▸ Task goal
Return the records, each one exactly as written.

Some records:
++++++++

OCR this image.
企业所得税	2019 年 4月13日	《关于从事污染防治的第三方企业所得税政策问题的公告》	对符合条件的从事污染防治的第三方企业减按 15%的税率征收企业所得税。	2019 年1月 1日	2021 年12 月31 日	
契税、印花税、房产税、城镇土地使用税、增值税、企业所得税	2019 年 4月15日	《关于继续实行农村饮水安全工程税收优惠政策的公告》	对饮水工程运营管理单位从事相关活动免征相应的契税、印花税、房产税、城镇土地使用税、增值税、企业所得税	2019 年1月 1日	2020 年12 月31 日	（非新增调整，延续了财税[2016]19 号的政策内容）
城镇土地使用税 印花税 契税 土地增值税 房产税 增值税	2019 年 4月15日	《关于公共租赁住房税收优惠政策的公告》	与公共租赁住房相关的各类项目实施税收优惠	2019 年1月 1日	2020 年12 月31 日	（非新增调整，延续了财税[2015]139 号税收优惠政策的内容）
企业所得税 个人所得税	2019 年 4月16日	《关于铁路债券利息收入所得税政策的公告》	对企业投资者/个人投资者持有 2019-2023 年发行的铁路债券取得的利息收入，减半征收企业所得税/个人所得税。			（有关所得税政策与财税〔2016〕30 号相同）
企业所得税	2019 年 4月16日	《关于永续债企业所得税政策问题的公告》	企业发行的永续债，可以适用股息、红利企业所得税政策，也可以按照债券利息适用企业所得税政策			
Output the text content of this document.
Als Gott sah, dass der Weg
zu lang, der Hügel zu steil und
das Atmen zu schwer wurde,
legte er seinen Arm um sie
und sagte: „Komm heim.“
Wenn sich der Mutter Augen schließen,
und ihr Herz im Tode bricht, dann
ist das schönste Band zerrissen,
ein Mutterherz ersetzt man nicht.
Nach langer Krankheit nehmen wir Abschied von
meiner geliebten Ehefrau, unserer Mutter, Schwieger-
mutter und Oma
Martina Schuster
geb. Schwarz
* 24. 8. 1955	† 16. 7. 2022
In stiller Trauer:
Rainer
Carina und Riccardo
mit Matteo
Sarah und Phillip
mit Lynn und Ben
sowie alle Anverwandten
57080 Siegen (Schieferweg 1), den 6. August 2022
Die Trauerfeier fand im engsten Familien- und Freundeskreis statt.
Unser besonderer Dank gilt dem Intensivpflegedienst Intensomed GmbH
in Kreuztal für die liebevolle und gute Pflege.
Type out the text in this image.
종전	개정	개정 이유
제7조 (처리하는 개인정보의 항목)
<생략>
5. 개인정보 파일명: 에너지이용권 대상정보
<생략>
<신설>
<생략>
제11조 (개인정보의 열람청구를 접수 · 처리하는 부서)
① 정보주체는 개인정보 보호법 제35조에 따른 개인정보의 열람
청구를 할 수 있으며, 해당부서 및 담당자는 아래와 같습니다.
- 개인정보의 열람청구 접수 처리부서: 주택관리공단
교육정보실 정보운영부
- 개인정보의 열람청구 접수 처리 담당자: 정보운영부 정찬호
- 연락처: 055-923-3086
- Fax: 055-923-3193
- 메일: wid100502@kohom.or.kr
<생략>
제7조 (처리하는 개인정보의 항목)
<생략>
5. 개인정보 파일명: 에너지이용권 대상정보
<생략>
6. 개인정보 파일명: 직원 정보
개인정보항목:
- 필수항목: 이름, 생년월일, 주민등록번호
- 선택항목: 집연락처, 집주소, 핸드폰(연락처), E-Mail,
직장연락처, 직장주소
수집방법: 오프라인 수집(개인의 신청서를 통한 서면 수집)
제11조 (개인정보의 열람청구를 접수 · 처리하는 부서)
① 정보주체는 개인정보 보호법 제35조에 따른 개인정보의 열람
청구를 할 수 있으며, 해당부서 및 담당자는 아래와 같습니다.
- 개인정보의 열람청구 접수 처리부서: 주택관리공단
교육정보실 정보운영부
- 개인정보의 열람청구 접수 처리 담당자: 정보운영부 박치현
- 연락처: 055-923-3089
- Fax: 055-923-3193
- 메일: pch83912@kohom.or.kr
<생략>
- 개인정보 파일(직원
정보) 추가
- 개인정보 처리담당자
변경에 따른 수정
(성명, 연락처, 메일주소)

++++++++

▸ Output for this exercise
OCR this image.
企业所得税	2019 年 4月13日	《关于从事污染防治的第三方企业所得税政策问题的公告》	对符合条件的从事污染防治的第三方企业减按 15%的税率征收企业所得税。	2019 年1月 1日	2021 年12 月31 日	
契税、印花税、房产税、城镇土地使用税、增值税、企业所得税	2019 年 4月15日	《关于继续实行农村饮水安全工程税收优惠政策的公告》	对饮水工程运营管理单位从事相关活动免征相应的契税、印花税、房产税、城镇土地使用税、增值税、企业所得税	2019 年1月 1日	2020 年12 月31 日	（非新增调整，延续了财税[2016]19 号的政策内容）
城镇土地使用税 印花税 契税 土地增值税 房产税 增值税	2019 年 4月15日	《关于公共租赁住房税收优惠政策的公告》	与公共租赁住房相关的各类项目实施税收优惠	2019 年1月 1日	2020 年12 月31 日	（非新增调整，延续了财税[2015]139 号税收优惠政策的内容）
企业所得税 个人所得税	2019 年 4月16日	《关于铁路债券利息收入所得税政策的公告》	对企业投资者/个人投资者持有 2019-2023 年发行的铁路债券取得的利息收入，减半征收企业所得税/个人所得税。			（有关所得税政策与财税〔2016〕30 号相同）
企业所得税	2019 年 4月16日	《关于永续债企业所得税政策问题的公告》	企业发行的永续债，可以适用股息、红利企业所得税政策，也可以按照债券利息适用企业所得税政策			
Output the text content of this document.
Als Gott sah, dass der Weg
zu lang, der Hügel zu steil und
das Atmen zu schwer wurde,
legte er seinen Arm um sie
und sagte: „Komm heim.“
Wenn sich der Mutter Augen schließen,
und ihr Herz im Tode bricht, dann
ist das schönste Band zerrissen,
ein Mutterherz ersetzt man nicht.
Nach langer Krankheit nehmen wir Abschied von
meiner geliebten Ehefrau, unserer Mutter, Schwieger-
mutter und Oma
Martina Schuster
geb. Schwarz
* 24. 8. 1955	† 16. 7. 2022
In stiller Trauer:
Rainer
Carina und Riccardo
mit Matteo
Sarah und Phillip
mit Lynn und Ben
sowie alle Anverwandten
57080 Siegen (Schieferweg 1), den 6. August 2022
Die Trauerfeier fand im engsten Familien- und Freundeskreis statt.
Unser besonderer Dank gilt dem Intensivpflegedienst Intensomed GmbH
in Kreuztal für die liebevolle und gute Pflege.
Type out the text in this image.
종전	개정	개정 이유
제7조 (처리하는 개인정보의 항목)
<생략>
5. 개인정보 파일명: 에너지이용권 대상정보
<생략>
<신설>
<생략>
제11조 (개인정보의 열람청구를 접수 · 처리하는 부서)
① 정보주체는 개인정보 보호법 제35조에 따른 개인정보의 열람
청구를 할 수 있으며, 해당부서 및 담당자는 아래와 같습니다.
- 개인정보의 열람청구 접수 처리부서: 주택관리공단
교육정보실 정보운영부
- 개인정보의 열람청구 접수 처리 담당자: 정보운영부 정찬호
- 연락처: 055-923-3086
- Fax: 055-923-3193
- 메일: wid100502@kohom.or.kr
<생략>
제7조 (처리하는 개인정보의 항목)
<생략>
5. 개인정보 파일명: 에너지이용권 대상정보
<생략>
6. 개인정보 파일명: 직원 정보
개인정보항목:
- 필수항목: 이름, 생년월일, 주민등록번호
- 선택항목: 집연락처, 집주소, 핸드폰(연락처), E-Mail,
직장연락처, 직장주소
수집방법: 오프라인 수집(개인의 신청서를 통한 서면 수집)
제11조 (개인정보의 열람청구를 접수 · 처리하는 부서)
① 정보주체는 개인정보 보호법 제35조에 따른 개인정보의 열람
청구를 할 수 있으며, 해당부서 및 담당자는 아래와 같습니다.
- 개인정보의 열람청구 접수 처리부서: 주택관리공단
교육정보실 정보운영부
- 개인정보의 열람청구 접수 처리 담당자: 정보운영부 박치현
- 연락처: 055-923-3089
- Fax: 055-923-3193
- 메일: pch83912@kohom.or.kr
<생략>
- 개인정보 파일(직원
정보) 추가
- 개인정보 처리담당자
변경에 따른 수정
(성명, 연락처, 메일주소)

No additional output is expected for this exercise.